- **WORK INSTRUCTIONS**
Below are some records. Pull every line that contains the word "name".

Records from a collection
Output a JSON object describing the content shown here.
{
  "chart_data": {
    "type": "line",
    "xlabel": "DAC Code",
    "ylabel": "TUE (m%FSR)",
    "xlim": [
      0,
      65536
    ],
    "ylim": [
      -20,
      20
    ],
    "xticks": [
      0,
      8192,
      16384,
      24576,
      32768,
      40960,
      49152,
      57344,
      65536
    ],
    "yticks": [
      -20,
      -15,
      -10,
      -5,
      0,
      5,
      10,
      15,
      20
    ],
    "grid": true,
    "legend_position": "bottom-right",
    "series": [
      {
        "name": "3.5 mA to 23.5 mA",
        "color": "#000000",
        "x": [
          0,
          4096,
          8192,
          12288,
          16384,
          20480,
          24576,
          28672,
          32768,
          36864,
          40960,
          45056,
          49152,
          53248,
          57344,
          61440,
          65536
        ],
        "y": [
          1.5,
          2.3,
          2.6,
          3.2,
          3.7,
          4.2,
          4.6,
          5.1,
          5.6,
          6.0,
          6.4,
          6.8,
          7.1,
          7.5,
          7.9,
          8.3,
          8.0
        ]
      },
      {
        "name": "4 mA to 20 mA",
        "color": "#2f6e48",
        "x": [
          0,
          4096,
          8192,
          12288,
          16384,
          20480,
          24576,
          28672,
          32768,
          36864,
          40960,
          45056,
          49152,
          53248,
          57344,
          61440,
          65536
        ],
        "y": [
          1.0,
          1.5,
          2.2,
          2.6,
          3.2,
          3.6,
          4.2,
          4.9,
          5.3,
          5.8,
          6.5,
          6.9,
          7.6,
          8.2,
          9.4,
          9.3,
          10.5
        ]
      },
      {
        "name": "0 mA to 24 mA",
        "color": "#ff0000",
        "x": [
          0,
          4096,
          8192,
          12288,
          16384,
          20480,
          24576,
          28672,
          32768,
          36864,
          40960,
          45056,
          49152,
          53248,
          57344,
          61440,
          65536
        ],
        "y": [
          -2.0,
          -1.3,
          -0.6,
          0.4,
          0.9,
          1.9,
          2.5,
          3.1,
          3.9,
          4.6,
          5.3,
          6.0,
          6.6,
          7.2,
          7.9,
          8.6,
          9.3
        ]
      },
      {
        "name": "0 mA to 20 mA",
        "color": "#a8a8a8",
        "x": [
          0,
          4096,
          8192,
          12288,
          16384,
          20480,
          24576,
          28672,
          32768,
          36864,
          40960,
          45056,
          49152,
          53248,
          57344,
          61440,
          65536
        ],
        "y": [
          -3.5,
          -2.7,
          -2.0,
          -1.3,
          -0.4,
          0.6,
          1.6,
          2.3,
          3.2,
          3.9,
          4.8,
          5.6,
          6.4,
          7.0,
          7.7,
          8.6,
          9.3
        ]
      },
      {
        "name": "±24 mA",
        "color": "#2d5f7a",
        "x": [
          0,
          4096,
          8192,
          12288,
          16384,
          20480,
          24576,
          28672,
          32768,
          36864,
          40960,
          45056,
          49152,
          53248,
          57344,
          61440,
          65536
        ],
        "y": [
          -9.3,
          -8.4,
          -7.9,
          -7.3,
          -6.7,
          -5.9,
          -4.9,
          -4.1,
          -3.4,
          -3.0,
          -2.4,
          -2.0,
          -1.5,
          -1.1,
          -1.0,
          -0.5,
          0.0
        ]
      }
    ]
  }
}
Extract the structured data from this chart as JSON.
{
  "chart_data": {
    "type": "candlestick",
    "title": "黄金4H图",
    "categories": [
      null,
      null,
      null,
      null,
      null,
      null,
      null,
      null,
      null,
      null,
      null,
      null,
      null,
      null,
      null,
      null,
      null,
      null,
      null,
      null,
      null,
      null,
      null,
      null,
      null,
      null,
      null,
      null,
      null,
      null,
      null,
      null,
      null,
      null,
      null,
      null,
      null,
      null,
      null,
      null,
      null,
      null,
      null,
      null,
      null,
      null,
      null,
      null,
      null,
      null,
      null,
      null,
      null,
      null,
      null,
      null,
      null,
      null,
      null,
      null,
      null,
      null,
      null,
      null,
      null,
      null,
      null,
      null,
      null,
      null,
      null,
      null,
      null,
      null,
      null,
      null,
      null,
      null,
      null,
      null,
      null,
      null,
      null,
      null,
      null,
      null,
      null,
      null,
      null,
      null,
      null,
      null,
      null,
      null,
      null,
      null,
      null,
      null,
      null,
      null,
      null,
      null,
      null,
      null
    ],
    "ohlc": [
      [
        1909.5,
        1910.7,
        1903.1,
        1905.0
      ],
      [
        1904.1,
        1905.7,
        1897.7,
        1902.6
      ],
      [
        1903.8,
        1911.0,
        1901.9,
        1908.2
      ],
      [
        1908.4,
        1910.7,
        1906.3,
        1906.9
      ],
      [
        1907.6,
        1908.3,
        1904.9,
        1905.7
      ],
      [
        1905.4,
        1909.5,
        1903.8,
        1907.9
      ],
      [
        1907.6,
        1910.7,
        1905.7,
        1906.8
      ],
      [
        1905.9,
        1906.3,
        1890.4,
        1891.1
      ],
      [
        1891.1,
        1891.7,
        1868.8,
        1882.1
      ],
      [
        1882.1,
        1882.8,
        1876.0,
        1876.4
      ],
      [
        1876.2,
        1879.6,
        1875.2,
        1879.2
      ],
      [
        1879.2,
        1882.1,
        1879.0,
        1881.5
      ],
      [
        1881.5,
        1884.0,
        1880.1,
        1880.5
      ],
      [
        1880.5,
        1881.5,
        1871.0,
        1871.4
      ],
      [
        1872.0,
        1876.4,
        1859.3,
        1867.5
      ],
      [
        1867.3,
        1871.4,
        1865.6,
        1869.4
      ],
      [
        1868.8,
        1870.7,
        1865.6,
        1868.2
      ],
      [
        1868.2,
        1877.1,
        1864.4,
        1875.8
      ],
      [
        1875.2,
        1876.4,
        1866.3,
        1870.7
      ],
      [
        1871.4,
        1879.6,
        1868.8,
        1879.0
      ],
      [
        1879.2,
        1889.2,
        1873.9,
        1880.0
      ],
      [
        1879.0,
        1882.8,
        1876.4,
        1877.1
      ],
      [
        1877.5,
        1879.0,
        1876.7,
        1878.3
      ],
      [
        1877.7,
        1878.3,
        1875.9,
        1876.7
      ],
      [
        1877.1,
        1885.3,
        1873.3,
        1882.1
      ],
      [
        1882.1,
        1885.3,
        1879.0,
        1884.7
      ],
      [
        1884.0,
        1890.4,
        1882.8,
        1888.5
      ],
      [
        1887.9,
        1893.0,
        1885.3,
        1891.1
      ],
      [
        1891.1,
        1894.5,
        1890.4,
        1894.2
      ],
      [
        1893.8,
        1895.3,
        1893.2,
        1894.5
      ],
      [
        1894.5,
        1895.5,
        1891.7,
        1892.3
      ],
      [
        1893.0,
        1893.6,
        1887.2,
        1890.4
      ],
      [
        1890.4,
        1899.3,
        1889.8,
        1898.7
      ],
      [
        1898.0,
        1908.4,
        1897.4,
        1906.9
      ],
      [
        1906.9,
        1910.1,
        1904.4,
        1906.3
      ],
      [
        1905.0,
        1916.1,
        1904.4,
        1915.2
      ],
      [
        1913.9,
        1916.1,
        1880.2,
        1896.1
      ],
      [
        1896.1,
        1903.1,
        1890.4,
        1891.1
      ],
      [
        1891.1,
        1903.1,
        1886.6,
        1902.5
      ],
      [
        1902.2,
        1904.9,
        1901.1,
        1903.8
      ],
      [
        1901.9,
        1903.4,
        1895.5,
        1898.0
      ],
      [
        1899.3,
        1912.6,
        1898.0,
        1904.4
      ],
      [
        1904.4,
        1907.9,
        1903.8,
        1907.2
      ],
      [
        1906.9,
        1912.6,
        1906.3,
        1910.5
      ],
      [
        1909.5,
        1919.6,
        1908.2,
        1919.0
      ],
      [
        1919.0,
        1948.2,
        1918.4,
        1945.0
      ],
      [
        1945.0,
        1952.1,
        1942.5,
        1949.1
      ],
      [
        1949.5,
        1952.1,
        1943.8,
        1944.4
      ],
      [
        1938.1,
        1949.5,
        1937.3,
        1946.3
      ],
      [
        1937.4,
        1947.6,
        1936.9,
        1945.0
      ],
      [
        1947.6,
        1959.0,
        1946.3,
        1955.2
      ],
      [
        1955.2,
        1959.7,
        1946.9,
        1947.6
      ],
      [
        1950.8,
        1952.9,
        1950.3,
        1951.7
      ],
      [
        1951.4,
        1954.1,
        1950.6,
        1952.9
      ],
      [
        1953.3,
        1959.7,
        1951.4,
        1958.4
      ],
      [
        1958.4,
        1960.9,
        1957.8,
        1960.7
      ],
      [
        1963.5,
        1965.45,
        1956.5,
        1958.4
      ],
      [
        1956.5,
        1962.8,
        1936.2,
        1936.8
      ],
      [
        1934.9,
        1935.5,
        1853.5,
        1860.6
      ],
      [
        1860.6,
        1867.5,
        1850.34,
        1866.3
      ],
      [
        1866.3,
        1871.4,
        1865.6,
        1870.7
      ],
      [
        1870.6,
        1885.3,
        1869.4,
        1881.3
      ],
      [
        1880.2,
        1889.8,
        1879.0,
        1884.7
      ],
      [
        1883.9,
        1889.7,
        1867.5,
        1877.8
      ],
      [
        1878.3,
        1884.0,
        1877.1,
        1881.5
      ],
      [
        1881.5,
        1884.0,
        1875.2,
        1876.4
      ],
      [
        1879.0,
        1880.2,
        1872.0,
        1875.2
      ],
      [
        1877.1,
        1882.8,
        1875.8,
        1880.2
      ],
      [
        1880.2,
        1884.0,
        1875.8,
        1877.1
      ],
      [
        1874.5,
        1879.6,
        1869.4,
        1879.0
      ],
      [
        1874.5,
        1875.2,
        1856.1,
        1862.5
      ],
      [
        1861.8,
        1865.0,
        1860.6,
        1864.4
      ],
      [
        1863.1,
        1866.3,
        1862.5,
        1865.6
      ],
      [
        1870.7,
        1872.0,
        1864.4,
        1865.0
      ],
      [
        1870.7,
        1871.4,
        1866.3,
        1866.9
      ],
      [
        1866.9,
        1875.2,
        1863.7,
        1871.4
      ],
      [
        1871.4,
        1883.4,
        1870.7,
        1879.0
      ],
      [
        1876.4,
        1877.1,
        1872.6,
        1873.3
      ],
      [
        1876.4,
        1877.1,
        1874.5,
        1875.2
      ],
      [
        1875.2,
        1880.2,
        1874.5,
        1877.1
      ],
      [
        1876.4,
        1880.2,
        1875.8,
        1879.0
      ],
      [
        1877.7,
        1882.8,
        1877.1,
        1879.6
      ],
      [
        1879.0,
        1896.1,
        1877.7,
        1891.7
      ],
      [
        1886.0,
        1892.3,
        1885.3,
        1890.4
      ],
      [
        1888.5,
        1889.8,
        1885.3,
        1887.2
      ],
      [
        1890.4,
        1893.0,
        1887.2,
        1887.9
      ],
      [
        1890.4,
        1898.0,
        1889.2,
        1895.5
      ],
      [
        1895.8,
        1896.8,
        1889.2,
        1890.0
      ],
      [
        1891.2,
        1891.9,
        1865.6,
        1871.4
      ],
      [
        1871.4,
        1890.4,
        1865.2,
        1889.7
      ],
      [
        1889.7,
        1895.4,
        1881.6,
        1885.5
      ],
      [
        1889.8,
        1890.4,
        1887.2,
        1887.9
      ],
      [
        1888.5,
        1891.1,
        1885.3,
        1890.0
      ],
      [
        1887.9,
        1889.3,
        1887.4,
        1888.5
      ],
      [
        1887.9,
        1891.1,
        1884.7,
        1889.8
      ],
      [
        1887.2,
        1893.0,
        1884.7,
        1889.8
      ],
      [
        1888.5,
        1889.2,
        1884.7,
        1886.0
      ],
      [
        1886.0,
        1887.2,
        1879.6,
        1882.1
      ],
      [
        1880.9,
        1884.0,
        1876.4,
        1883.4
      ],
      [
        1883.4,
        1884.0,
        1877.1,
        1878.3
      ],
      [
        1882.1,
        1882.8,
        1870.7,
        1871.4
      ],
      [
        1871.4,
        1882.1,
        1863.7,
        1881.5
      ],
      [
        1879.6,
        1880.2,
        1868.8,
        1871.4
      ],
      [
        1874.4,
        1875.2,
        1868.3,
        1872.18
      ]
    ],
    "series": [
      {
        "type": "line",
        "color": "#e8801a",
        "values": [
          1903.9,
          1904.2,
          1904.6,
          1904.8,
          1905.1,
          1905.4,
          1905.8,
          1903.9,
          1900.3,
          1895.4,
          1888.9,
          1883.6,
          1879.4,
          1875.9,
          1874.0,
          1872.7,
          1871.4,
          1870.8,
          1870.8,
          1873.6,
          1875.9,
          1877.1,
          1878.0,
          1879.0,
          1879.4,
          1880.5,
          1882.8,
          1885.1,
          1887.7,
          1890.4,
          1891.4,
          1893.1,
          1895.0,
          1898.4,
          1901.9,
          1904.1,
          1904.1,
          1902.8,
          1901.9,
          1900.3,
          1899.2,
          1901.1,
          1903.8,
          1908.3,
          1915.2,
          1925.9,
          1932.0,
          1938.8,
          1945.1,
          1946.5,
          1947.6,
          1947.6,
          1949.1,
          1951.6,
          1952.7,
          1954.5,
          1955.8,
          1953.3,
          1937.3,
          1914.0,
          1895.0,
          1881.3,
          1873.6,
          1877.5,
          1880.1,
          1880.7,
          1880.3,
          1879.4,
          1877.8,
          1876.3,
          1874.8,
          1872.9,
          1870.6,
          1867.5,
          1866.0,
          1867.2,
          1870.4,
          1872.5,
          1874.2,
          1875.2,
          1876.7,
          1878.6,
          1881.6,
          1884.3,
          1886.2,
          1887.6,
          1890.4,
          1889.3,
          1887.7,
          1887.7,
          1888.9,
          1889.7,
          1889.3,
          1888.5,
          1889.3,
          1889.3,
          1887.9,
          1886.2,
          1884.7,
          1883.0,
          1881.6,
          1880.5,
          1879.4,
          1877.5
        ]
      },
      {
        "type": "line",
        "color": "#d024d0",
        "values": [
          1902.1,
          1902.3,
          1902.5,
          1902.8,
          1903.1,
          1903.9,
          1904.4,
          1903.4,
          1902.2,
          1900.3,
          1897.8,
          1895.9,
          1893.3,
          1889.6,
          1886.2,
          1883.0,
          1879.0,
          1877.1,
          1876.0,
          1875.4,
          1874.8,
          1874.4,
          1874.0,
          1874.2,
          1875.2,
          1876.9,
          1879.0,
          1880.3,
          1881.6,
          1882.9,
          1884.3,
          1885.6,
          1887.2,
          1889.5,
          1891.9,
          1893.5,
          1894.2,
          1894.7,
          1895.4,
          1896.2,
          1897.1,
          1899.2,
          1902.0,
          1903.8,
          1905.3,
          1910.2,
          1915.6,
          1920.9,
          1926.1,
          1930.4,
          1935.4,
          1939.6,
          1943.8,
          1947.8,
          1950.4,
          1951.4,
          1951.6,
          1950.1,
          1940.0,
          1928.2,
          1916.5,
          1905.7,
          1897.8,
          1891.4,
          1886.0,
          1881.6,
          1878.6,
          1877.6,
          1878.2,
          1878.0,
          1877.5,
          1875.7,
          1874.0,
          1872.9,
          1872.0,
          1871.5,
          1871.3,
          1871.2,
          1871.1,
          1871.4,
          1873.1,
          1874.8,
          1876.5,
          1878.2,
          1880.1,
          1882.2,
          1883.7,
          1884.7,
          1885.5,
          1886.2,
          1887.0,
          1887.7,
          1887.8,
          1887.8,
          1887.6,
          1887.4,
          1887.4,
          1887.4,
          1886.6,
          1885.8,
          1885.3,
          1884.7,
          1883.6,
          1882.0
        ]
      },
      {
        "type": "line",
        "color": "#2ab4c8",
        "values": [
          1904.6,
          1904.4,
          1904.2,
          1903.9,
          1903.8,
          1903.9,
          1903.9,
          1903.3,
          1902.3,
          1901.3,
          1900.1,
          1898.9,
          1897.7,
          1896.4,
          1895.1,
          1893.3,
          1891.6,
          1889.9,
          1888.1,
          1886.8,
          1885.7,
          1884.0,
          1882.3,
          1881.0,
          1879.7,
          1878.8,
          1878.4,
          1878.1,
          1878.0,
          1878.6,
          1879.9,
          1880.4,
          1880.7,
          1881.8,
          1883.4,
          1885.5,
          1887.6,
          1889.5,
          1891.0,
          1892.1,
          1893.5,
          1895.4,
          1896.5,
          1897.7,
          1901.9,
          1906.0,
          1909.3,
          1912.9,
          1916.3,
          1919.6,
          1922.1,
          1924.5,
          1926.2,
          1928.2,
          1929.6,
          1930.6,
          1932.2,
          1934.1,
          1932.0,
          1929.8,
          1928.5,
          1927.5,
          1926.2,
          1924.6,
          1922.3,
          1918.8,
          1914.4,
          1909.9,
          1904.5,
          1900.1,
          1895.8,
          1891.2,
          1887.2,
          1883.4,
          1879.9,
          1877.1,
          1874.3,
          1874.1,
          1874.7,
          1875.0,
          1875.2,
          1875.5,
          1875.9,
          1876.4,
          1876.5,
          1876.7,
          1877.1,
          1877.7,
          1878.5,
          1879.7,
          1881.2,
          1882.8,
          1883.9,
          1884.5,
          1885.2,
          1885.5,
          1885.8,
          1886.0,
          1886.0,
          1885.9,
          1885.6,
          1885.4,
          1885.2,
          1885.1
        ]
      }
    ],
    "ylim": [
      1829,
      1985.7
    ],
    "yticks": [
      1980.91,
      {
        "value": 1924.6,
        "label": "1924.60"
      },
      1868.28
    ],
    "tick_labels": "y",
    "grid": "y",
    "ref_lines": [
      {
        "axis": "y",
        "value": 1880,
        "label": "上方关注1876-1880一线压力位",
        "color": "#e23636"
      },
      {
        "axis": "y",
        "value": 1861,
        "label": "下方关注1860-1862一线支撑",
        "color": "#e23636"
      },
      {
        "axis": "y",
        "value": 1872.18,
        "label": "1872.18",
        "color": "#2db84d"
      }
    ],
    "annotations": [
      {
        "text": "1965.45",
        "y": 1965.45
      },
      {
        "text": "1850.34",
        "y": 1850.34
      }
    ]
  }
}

- **ANSWER TO THIS PROBLEM**
        "name": "3.5 mA to 23.5 mA",
        "name": "4 mA to 20 mA",
        "name": "0 mA to 24 mA",
        "name": "0 mA to 20 mA",
        "name": "±24 mA",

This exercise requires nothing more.